__TASK TO CARRY OUT__.
Write out each line of the material again, word for word.

═══ DATASET

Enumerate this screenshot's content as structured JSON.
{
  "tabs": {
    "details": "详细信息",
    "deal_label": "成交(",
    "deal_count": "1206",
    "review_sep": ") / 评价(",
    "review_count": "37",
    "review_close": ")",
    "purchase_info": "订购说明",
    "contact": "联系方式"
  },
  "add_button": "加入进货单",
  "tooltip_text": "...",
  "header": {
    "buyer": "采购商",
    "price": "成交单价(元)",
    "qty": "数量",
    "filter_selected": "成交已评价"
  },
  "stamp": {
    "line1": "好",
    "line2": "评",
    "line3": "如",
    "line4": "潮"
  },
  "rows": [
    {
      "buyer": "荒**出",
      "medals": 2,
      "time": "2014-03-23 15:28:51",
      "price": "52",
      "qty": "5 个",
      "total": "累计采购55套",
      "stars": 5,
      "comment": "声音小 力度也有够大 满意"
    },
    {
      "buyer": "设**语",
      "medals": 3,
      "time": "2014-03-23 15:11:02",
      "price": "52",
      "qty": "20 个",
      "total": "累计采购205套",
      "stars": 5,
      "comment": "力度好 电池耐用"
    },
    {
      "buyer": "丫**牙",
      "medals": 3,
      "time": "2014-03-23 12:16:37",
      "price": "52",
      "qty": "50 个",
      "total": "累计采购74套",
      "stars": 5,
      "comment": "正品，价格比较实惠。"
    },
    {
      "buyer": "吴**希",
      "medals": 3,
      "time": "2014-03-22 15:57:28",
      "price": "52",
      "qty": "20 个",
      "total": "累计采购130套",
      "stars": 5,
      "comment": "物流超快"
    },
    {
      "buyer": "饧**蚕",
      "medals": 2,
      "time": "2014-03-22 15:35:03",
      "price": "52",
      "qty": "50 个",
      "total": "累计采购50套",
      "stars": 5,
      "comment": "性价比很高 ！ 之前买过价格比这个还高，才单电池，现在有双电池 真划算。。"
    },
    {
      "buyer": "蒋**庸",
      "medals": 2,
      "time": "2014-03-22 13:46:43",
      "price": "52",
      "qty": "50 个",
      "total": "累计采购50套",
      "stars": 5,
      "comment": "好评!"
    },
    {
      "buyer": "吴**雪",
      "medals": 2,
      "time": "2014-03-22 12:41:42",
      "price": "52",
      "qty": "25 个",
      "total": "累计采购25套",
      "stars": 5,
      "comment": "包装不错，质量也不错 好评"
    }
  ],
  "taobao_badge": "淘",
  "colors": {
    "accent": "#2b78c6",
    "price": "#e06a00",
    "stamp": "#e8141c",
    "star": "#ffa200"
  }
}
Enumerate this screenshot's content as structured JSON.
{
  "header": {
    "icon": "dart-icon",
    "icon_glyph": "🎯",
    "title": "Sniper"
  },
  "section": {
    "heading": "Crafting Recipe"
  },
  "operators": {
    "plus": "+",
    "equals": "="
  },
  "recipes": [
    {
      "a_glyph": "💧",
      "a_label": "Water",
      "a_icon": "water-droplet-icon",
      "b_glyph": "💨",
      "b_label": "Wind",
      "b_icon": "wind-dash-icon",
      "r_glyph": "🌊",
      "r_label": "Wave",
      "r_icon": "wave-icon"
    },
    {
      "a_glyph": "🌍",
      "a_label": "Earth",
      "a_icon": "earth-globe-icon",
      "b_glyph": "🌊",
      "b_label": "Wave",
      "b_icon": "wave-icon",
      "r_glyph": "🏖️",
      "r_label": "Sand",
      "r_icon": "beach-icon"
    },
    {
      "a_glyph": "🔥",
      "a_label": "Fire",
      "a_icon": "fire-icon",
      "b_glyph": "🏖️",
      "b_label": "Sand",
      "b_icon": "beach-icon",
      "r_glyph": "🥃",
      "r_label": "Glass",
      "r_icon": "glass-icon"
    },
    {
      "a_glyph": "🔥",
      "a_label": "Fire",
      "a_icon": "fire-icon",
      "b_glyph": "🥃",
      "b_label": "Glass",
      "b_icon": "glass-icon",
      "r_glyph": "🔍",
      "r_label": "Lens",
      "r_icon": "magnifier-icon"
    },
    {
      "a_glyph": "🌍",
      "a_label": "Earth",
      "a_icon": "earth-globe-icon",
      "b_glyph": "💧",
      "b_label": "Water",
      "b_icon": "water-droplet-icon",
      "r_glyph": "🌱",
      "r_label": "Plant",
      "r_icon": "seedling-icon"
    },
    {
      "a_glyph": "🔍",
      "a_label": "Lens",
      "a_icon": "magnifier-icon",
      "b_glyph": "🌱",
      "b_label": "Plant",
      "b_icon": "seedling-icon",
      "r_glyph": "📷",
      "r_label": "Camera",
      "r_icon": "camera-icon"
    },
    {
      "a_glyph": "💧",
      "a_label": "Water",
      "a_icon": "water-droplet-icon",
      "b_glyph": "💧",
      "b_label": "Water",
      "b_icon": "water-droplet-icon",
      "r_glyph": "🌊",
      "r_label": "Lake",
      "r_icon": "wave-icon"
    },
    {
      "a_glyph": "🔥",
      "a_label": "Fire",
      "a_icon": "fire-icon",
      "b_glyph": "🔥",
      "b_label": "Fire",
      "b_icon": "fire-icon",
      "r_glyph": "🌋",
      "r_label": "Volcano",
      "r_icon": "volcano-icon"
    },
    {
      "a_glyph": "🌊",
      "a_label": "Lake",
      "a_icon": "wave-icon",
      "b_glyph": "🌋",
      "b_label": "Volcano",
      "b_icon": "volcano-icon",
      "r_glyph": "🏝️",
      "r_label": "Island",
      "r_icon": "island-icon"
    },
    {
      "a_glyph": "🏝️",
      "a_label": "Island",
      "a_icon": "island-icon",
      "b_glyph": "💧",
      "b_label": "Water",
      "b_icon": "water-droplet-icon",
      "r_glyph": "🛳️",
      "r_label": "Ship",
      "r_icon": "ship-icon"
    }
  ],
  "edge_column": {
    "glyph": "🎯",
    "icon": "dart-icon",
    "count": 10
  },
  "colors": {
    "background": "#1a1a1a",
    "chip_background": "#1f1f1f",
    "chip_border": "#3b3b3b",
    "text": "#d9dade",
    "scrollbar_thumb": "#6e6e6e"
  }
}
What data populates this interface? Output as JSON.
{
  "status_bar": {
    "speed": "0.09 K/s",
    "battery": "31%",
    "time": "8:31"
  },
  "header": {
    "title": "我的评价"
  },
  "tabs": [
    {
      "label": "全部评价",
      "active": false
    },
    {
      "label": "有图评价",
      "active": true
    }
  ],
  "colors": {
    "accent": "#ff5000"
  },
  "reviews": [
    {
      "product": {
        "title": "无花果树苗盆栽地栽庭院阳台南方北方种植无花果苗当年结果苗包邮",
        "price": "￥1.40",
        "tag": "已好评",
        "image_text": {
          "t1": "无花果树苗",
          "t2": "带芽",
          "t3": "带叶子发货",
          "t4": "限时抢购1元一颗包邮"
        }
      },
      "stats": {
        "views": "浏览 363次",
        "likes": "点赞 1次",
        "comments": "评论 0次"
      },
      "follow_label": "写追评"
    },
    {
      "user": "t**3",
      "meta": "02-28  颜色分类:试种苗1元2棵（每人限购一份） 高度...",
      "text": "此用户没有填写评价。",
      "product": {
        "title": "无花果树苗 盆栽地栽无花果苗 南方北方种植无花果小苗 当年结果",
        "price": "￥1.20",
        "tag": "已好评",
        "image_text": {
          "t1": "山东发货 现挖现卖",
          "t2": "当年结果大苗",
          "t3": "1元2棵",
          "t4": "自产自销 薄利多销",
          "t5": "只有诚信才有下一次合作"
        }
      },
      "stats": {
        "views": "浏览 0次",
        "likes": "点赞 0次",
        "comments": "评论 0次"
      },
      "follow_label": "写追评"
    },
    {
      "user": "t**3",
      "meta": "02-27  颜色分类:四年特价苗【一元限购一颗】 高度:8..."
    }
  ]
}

══════

__RESULT__.
Enumerate this screenshot's content as structured JSON.
{
  "tabs": {
    "details": "详细信息",
    "deal_label": "成交(",
    "deal_count": "1206",
    "review_sep": ") / 评价(",
    "review_count": "37",
    "review_close": ")",
    "purchase_info": "订购说明",
    "contact": "联系方式"
  },
  "add_button": "加入进货单",
  "tooltip_text": "...",
  "header": {
    "buyer": "采购商",
    "price": "成交单价(元)",
    "qty": "数量",
    "filter_selected": "成交已评价"
  },
  "stamp": {
    "line1": "好",
    "line2": "评",
    "line3": "如",
    "line4": "潮"
  },
  "rows": [
    {
      "buyer": "荒**出",
      "medals": 2,
      "time": "2014-03-23 15:28:51",
      "price": "52",
      "qty": "5 个",
      "total": "累计采购55套",
      "stars": 5,
      "comment": "声音小 力度也有够大 满意"
    },
    {
      "buyer": "设**语",
      "medals": 3,
      "time": "2014-03-23 15:11:02",
      "price": "52",
      "qty": "20 个",
      "total": "累计采购205套",
      "stars": 5,
      "comment": "力度好 电池耐用"
    },
    {
      "buyer": "丫**牙",
      "medals": 3,
      "time": "2014-03-23 12:16:37",
      "price": "52",
      "qty": "50 个",
      "total": "累计采购74套",
      "stars": 5,
      "comment": "正品，价格比较实惠。"
    },
    {
      "buyer": "吴**希",
      "medals": 3,
      "time": "2014-03-22 15:57:28",
      "price": "52",
      "qty": "20 个",
      "total": "累计采购130套",
      "stars": 5,
      "comment": "物流超快"
    },
    {
      "buyer": "饧**蚕",
      "medals": 2,
      "time": "2014-03-22 15:35:03",
      "price": "52",
      "qty": "50 个",
      "total": "累计采购50套",
      "stars": 5,
      "comment": "性价比很高 ！ 之前买过价格比这个还高，才单电池，现在有双电池 真划算。。"
    },
    {
      "buyer": "蒋**庸",
      "medals": 2,
      "time": "2014-03-22 13:46:43",
      "price": "52",
      "qty": "50 个",
      "total": "累计采购50套",
      "stars": 5,
      "comment": "好评!"
    },
    {
      "buyer": "吴**雪",
      "medals": 2,
      "time": "2014-03-22 12:41:42",
      "price": "52",
      "qty": "25 个",
      "total": "累计采购25套",
      "stars": 5,
      "comment": "包装不错，质量也不错 好评"
    }
  ],
  "taobao_badge": "淘",
  "colors": {
    "accent": "#2b78c6",
    "price": "#e06a00",
    "stamp": "#e8141c",
    "star": "#ffa200"
  }
}
Enumerate this screenshot's content as structured JSON.
{
  "header": {
    "icon": "dart-icon",
    "icon_glyph": "🎯",
    "title": "Sniper"
  },
  "section": {
    "heading": "Crafting Recipe"
  },
  "operators": {
    "plus": "+",
    "equals": "="
  },
  "recipes": [
    {
      "a_glyph": "💧",
      "a_label": "Water",
      "a_icon": "water-droplet-icon",
      "b_glyph": "💨",
      "b_label": "Wind",
      "b_icon": "wind-dash-icon",
      "r_glyph": "🌊",
      "r_label": "Wave",
      "r_icon": "wave-icon"
    },
    {
      "a_glyph": "🌍",
      "a_label": "Earth",
      "a_icon": "earth-globe-icon",
      "b_glyph": "🌊",
      "b_label": "Wave",
      "b_icon": "wave-icon",
      "r_glyph": "🏖️",
      "r_label": "Sand",
      "r_icon": "beach-icon"
    },
    {
      "a_glyph": "🔥",
      "a_label": "Fire",
      "a_icon": "fire-icon",
      "b_glyph": "🏖️",
      "b_label": "Sand",
      "b_icon": "beach-icon",
      "r_glyph": "🥃",
      "r_label": "Glass",
      "r_icon": "glass-icon"
    },
    {
      "a_glyph": "🔥",
      "a_label": "Fire",
      "a_icon": "fire-icon",
      "b_glyph": "🥃",
      "b_label": "Glass",
      "b_icon": "glass-icon",
      "r_glyph": "🔍",
      "r_label": "Lens",
      "r_icon": "magnifier-icon"
    },
    {
      "a_glyph": "🌍",
      "a_label": "Earth",
      "a_icon": "earth-globe-icon",
      "b_glyph": "💧",
      "b_label": "Water",
      "b_icon": "water-droplet-icon",
      "r_glyph": "🌱",
      "r_label": "Plant",
      "r_icon": "seedling-icon"
    },
    {
      "a_glyph": "🔍",
      "a_label": "Lens",
      "a_icon": "magnifier-icon",
      "b_glyph": "🌱",
      "b_label": "Plant",
      "b_icon": "seedling-icon",
      "r_glyph": "📷",
      "r_label": "Camera",
      "r_icon": "camera-icon"
    },
    {
      "a_glyph": "💧",
      "a_label": "Water",
      "a_icon": "water-droplet-icon",
      "b_glyph": "💧",
      "b_label": "Water",
      "b_icon": "water-droplet-icon",
      "r_glyph": "🌊",
      "r_label": "Lake",
      "r_icon": "wave-icon"
    },
    {
      "a_glyph": "🔥",
      "a_label": "Fire",
      "a_icon": "fire-icon",
      "b_glyph": "🔥",
      "b_label": "Fire",
      "b_icon": "fire-icon",
      "r_glyph": "🌋",
      "r_label": "Volcano",
      "r_icon": "volcano-icon"
    },
    {
      "a_glyph": "🌊",
      "a_label": "Lake",
      "a_icon": "wave-icon",
      "b_glyph": "🌋",
      "b_label": "Volcano",
      "b_icon": "volcano-icon",
      "r_glyph": "🏝️",
      "r_label": "Island",
      "r_icon": "island-icon"
    },
    {
      "a_glyph": "🏝️",
      "a_label": "Island",
      "a_icon": "island-icon",
      "b_glyph": "💧",
      "b_label": "Water",
      "b_icon": "water-droplet-icon",
      "r_glyph": "🛳️",
      "r_label": "Ship",
      "r_icon": "ship-icon"
    }
  ],
  "edge_column": {
    "glyph": "🎯",
    "icon": "dart-icon",
    "count": 10
  },
  "colors": {
    "background": "#1a1a1a",
    "chip_background": "#1f1f1f",
    "chip_border": "#3b3b3b",
    "text": "#d9dade",
    "scrollbar_thumb": "#6e6e6e"
  }
}
What data populates this interface? Output as JSON.
{
  "status_bar": {
    "speed": "0.09 K/s",
    "battery": "31%",
    "time": "8:31"
  },
  "header": {
    "title": "我的评价"
  },
  "tabs": [
    {
      "label": "全部评价",
      "active": false
    },
    {
      "label": "有图评价",
      "active": true
    }
  ],
  "colors": {
    "accent": "#ff5000"
  },
  "reviews": [
    {
      "product": {
        "title": "无花果树苗盆栽地栽庭院阳台南方北方种植无花果苗当年结果苗包邮",
        "price": "￥1.40",
        "tag": "已好评",
        "image_text": {
          "t1": "无花果树苗",
          "t2": "带芽",
          "t3": "带叶子发货",
          "t4": "限时抢购1元一颗包邮"
        }
      },
      "stats": {
        "views": "浏览 363次",
        "likes": "点赞 1次",
        "comments": "评论 0次"
      },
      "follow_label": "写追评"
    },
    {
      "user": "t**3",
      "meta": "02-28  颜色分类:试种苗1元2棵（每人限购一份） 高度...",
      "text": "此用户没有填写评价。",
      "product": {
        "title": "无花果树苗 盆栽地栽无花果苗 南方北方种植无花果小苗 当年结果",
        "price": "￥1.20",
        "tag": "已好评",
        "image_text": {
          "t1": "山东发货 现挖现卖",
          "t2": "当年结果大苗",
          "t3": "1元2棵",
          "t4": "自产自销 薄利多销",
          "t5": "只有诚信才有下一次合作"
        }
      },
      "stats": {
        "views": "浏览 0次",
        "likes": "点赞 0次",
        "comments": "评论 0次"
      },
      "follow_label": "写追评"
    },
    {
      "user": "t**3",
      "meta": "02-27  颜色分类:四年特价苗【一元限购一颗】 高度:8..."
    }
  ]
}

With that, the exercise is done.